PROMPT: Transcribe the listing in full, excluding any pictures.

SUPPLIED MATERIAL:

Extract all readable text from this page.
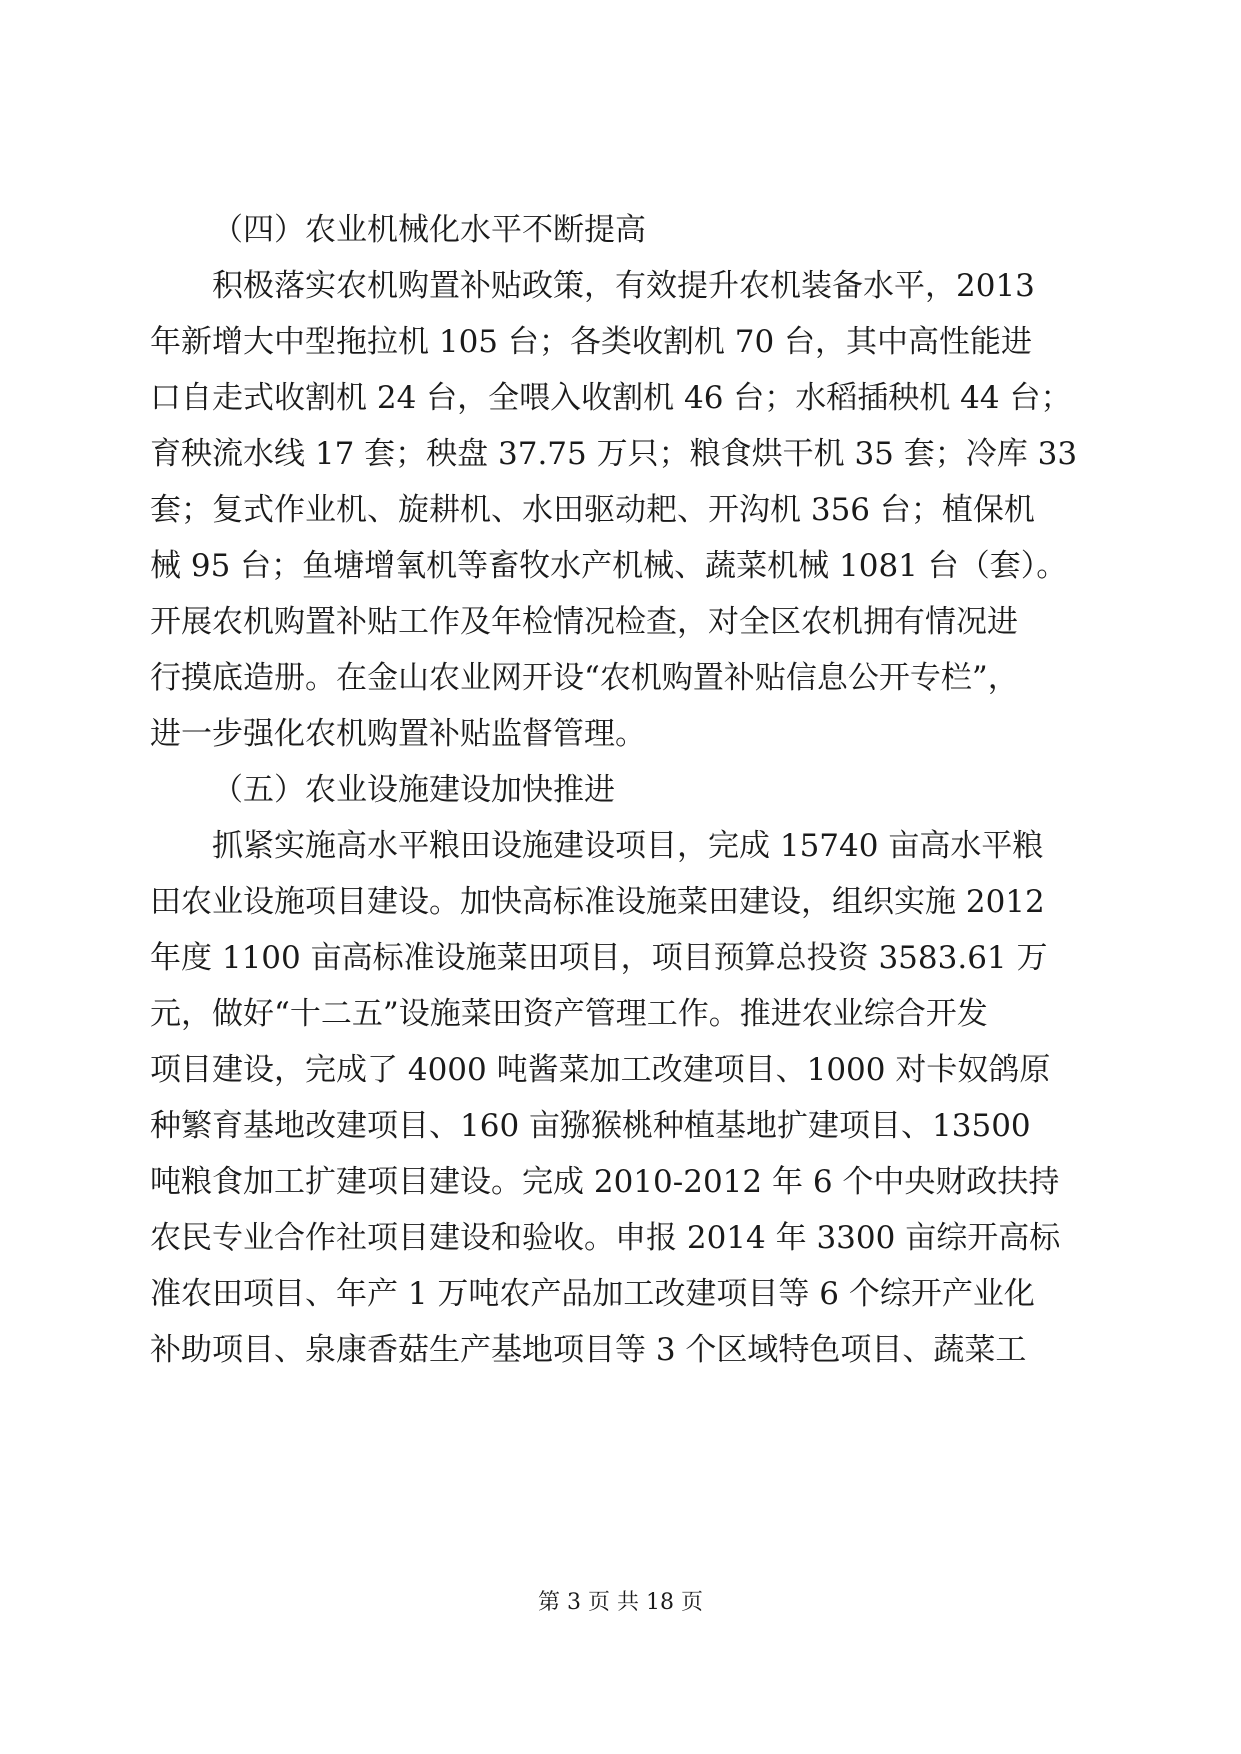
（四）农业机械化水平不断提高
积极落实农机购置补贴政策，有效提升农机装备水平，2013
年新增大中型拖拉机 105 台；各类收割机 70 台，其中高性能进
口自走式收割机 24 台，全喂入收割机 46 台；水稻插秧机 44 台；
育秧流水线 17 套；秧盘 37.75 万只；粮食烘干机 35 套；冷库 33
套；复式作业机、旋耕机、水田驱动耙、开沟机 356 台；植保机
械 95 台；鱼塘增氧机等畜牧水产机械、蔬菜机械 1081 台（套）。
开展农机购置补贴工作及年检情况检查，对全区农机拥有情况进
行摸底造册。在金山农业网开设“农机购置补贴信息公开专栏”，
进一步强化农机购置补贴监督管理。
（五）农业设施建设加快推进
抓紧实施高水平粮田设施建设项目，完成 15740 亩高水平粮
田农业设施项目建设。加快高标准设施菜田建设，组织实施 2012
年度 1100 亩高标准设施菜田项目，项目预算总投资 3583.61 万
元，做好“十二五”设施菜田资产管理工作。推进农业综合开发
项目建设，完成了 4000 吨酱菜加工改建项目、1000 对卡奴鸽原
种繁育基地改建项目、160 亩猕猴桃种植基地扩建项目、13500
吨粮食加工扩建项目建设。完成 2010-2012 年 6 个中央财政扶持
农民专业合作社项目建设和验收。申报 2014 年 3300 亩综开高标
准农田项目、年产 1 万吨农产品加工改建项目等 6 个综开产业化
补助项目、泉康香菇生产基地项目等 3 个区域特色项目、蔬菜工
第 3 页 共 18 页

WRITTEN RESPONSE:
Extract all readable text from this page.
（四）农业机械化水平不断提高
积极落实农机购置补贴政策，有效提升农机装备水平，2013
年新增大中型拖拉机 105 台；各类收割机 70 台，其中高性能进
口自走式收割机 24 台，全喂入收割机 46 台；水稻插秧机 44 台；
育秧流水线 17 套；秧盘 37.75 万只；粮食烘干机 35 套；冷库 33
套；复式作业机、旋耕机、水田驱动耙、开沟机 356 台；植保机
械 95 台；鱼塘增氧机等畜牧水产机械、蔬菜机械 1081 台（套）。
开展农机购置补贴工作及年检情况检查，对全区农机拥有情况进
行摸底造册。在金山农业网开设“农机购置补贴信息公开专栏”，
进一步强化农机购置补贴监督管理。
（五）农业设施建设加快推进
抓紧实施高水平粮田设施建设项目，完成 15740 亩高水平粮
田农业设施项目建设。加快高标准设施菜田建设，组织实施 2012
年度 1100 亩高标准设施菜田项目，项目预算总投资 3583.61 万
元，做好“十二五”设施菜田资产管理工作。推进农业综合开发
项目建设，完成了 4000 吨酱菜加工改建项目、1000 对卡奴鸽原
种繁育基地改建项目、160 亩猕猴桃种植基地扩建项目、13500
吨粮食加工扩建项目建设。完成 2010-2012 年 6 个中央财政扶持
农民专业合作社项目建设和验收。申报 2014 年 3300 亩综开高标
准农田项目、年产 1 万吨农产品加工改建项目等 6 个综开产业化
补助项目、泉康香菇生产基地项目等 3 个区域特色项目、蔬菜工
第 3 页 共 18 页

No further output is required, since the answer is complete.